_Request:_ All of the data below must be repeated exactly.

>> Begin Data provided

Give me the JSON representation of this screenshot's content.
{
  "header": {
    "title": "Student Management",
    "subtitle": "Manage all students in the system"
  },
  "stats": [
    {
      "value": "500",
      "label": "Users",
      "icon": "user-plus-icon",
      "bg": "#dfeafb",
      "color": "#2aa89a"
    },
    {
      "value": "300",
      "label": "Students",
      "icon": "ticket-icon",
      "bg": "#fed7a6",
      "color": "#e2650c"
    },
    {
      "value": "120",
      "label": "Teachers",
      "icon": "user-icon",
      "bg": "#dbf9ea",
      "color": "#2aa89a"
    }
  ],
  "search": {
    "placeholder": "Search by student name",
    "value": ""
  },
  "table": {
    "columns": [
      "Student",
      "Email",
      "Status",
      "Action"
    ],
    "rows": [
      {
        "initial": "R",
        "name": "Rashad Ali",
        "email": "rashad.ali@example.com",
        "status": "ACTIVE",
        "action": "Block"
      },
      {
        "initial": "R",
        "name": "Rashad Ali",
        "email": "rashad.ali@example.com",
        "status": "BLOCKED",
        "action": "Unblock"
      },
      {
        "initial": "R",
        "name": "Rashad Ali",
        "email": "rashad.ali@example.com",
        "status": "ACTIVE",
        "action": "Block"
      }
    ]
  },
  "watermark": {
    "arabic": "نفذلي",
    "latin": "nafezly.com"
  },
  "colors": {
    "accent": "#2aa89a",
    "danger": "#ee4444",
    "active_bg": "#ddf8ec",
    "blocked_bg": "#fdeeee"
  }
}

>> End Data provided

_Full output:_
Give me the JSON representation of this screenshot's content.
{
  "header": {
    "title": "Student Management",
    "subtitle": "Manage all students in the system"
  },
  "stats": [
    {
      "value": "500",
      "label": "Users",
      "icon": "user-plus-icon",
      "bg": "#dfeafb",
      "color": "#2aa89a"
    },
    {
      "value": "300",
      "label": "Students",
      "icon": "ticket-icon",
      "bg": "#fed7a6",
      "color": "#e2650c"
    },
    {
      "value": "120",
      "label": "Teachers",
      "icon": "user-icon",
      "bg": "#dbf9ea",
      "color": "#2aa89a"
    }
  ],
  "search": {
    "placeholder": "Search by student name",
    "value": ""
  },
  "table": {
    "columns": [
      "Student",
      "Email",
      "Status",
      "Action"
    ],
    "rows": [
      {
        "initial": "R",
        "name": "Rashad Ali",
        "email": "rashad.ali@example.com",
        "status": "ACTIVE",
        "action": "Block"
      },
      {
        "initial": "R",
        "name": "Rashad Ali",
        "email": "rashad.ali@example.com",
        "status": "BLOCKED",
        "action": "Unblock"
      },
      {
        "initial": "R",
        "name": "Rashad Ali",
        "email": "rashad.ali@example.com",
        "status": "ACTIVE",
        "action": "Block"
      }
    ]
  },
  "watermark": {
    "arabic": "نفذلي",
    "latin": "nafezly.com"
  },
  "colors": {
    "accent": "#2aa89a",
    "danger": "#ee4444",
    "active_bg": "#ddf8ec",
    "blocked_bg": "#fdeeee"
  }
}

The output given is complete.